**Given passage**
The example you are giving is a clear case of parallel IO for which you 
need a working IO event loop and retained state on where are you at 
present with IO for each connection. You cannot effectively parallellise 
IO+SSL while discarding all information about it.

Fixing the IO events is a prerequisite for doing other stuff as well - 
SSL threading, processing threading, etc. Sure you can try parallelising 
IO without any information on what is your IO state and tie that into 
some level of parallelism in the processing. That usually results in 
something that resembles spaghetti and is nightmare to continue scaling 
further.

> 
> I agree that the right way to test is to see how long it takes for a
> logical flow to be installed, which is what the rally-ovs tests do: they
> measure how long until the SB DB logical flow is translated to openflow
> by ovn-controller when a new node is brought up. At iteration X+1 we are
> at a steady state (X nodes up and configured) and node X+1 is brought up
> and its corresponding logical flows are added.

**Annotated region listings**
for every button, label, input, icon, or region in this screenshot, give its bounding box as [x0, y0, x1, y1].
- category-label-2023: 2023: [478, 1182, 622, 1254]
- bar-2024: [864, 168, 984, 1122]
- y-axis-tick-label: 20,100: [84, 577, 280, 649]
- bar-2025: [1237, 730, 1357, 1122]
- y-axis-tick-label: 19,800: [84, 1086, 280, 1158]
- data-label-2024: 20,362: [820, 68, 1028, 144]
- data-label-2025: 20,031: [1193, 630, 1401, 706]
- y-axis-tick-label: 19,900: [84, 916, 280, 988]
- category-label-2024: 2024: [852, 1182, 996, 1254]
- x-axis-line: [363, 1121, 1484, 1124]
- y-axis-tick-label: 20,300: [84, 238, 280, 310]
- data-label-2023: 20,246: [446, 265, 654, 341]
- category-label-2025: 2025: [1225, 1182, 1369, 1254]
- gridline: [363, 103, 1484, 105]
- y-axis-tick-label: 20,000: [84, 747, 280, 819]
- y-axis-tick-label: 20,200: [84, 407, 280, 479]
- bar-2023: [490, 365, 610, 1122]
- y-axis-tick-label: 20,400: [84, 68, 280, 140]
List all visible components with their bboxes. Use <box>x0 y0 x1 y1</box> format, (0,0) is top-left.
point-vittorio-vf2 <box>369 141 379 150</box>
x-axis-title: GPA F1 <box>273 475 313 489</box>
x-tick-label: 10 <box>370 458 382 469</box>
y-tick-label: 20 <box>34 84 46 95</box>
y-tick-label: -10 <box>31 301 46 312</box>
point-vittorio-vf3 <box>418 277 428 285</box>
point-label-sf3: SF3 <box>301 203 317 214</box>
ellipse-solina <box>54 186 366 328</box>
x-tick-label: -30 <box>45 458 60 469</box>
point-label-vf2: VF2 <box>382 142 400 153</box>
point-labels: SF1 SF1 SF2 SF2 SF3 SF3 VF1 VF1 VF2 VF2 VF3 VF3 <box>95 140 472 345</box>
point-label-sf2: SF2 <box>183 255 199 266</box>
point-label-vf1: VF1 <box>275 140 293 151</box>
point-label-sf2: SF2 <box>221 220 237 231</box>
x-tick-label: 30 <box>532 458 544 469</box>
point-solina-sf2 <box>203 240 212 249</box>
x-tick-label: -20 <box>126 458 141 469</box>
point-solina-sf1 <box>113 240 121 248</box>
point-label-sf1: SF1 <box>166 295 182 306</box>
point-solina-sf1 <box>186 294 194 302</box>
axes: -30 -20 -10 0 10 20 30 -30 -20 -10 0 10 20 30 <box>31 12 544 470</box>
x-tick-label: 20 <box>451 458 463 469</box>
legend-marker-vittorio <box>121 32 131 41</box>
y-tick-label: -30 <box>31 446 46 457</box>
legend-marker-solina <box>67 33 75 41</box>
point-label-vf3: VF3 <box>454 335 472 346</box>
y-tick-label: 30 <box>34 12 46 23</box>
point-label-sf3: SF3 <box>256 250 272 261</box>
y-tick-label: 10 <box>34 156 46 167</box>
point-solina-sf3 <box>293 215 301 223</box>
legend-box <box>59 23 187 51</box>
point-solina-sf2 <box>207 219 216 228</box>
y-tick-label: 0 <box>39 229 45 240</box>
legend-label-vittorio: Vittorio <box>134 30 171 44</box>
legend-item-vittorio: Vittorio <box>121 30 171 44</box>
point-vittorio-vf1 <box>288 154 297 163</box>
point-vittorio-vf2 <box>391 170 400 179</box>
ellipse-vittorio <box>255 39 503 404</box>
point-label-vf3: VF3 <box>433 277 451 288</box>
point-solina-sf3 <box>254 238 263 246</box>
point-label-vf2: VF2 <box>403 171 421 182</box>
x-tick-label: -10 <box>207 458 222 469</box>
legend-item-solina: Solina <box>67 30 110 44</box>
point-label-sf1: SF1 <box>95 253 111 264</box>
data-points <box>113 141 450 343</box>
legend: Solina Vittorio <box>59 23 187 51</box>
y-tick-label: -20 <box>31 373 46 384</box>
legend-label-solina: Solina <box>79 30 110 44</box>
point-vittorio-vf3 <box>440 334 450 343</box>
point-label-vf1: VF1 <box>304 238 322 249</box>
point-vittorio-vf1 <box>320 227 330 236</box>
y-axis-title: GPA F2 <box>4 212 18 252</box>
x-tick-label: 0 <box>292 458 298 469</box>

**Problems to solve**
(1) According to the passage on parallel IO, why should IO not be parallelized without information about the IO state? Answer in one to three sentences.
(2) Duplicate the stretch of the passage on parallel IO from "The example you" through "information about it.".
The items are not required for any of the work here.

**Task answers**
(1) Parallelizing IO that way and tying it to some level of parallelism in the processing usually produces something resembling spaghetti, which is a nightmare to continue scaling. IO+SSL cannot be parallelized effectively while all information about it is discarded. It needs a working IO event loop and retained state on where each connection currently is with IO.

(2)
The example you are giving is a clear case of parallel IO for which you 
need a working IO event loop and retained state on where are you at 
present with IO for each connection. You cannot effectively parallellise 
IO+SSL while discarding all information about it.